* _Exercise goal_: Report how many lines contain "innen". The answer is a single number.

— Start Record list —

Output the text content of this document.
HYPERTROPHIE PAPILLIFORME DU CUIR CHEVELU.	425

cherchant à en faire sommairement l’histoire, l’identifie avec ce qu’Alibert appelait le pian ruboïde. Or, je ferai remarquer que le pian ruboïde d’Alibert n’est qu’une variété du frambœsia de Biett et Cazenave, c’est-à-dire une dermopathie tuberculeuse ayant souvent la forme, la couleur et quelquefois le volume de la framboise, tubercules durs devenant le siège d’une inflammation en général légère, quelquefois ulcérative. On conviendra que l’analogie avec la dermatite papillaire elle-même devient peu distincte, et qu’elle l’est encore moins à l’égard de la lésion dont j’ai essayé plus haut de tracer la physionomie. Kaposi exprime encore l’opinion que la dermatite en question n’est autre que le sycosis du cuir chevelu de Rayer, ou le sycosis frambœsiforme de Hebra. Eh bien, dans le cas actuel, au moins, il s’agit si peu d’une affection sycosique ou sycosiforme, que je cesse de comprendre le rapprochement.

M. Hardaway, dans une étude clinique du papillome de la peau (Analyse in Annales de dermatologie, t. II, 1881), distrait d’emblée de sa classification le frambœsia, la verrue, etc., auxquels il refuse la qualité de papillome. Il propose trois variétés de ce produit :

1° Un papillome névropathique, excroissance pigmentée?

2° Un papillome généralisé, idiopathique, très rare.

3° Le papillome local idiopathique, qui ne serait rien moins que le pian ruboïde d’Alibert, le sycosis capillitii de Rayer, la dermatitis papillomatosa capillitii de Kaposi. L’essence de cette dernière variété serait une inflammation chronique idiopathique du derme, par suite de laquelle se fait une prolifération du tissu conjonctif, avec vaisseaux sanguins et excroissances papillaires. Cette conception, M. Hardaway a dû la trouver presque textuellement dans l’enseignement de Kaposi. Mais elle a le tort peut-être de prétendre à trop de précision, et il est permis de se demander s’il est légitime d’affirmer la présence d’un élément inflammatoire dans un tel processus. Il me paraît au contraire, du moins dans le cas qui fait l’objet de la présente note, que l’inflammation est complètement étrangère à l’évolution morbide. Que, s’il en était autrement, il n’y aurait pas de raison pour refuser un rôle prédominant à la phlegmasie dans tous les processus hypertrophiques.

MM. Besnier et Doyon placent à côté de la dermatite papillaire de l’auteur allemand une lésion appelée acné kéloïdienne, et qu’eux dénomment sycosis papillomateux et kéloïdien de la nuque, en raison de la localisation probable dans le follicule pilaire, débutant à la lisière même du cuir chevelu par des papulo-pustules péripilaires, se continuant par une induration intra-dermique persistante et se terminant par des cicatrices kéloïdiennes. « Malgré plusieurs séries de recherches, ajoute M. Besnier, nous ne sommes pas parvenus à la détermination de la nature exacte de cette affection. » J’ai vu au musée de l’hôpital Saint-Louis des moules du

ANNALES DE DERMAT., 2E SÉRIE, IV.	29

— End Record list —
— Start Record list —

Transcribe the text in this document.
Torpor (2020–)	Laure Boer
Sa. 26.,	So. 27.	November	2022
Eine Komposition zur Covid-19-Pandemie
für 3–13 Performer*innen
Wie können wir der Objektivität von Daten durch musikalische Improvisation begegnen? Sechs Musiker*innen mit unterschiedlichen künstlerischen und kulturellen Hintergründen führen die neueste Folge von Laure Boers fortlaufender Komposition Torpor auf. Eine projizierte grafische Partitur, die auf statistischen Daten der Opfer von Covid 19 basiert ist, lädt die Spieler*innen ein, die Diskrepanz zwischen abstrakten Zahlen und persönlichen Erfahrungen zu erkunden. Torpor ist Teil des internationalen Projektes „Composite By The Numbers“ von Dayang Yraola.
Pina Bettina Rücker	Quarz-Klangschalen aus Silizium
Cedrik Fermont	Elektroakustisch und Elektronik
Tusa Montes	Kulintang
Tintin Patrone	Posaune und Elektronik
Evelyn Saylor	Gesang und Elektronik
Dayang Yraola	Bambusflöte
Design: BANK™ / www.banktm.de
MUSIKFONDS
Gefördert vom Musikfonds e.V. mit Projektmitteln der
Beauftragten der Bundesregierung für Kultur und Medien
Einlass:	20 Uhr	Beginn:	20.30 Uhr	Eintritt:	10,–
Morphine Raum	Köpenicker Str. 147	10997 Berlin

— End Record list —

* _Output for this task_: 2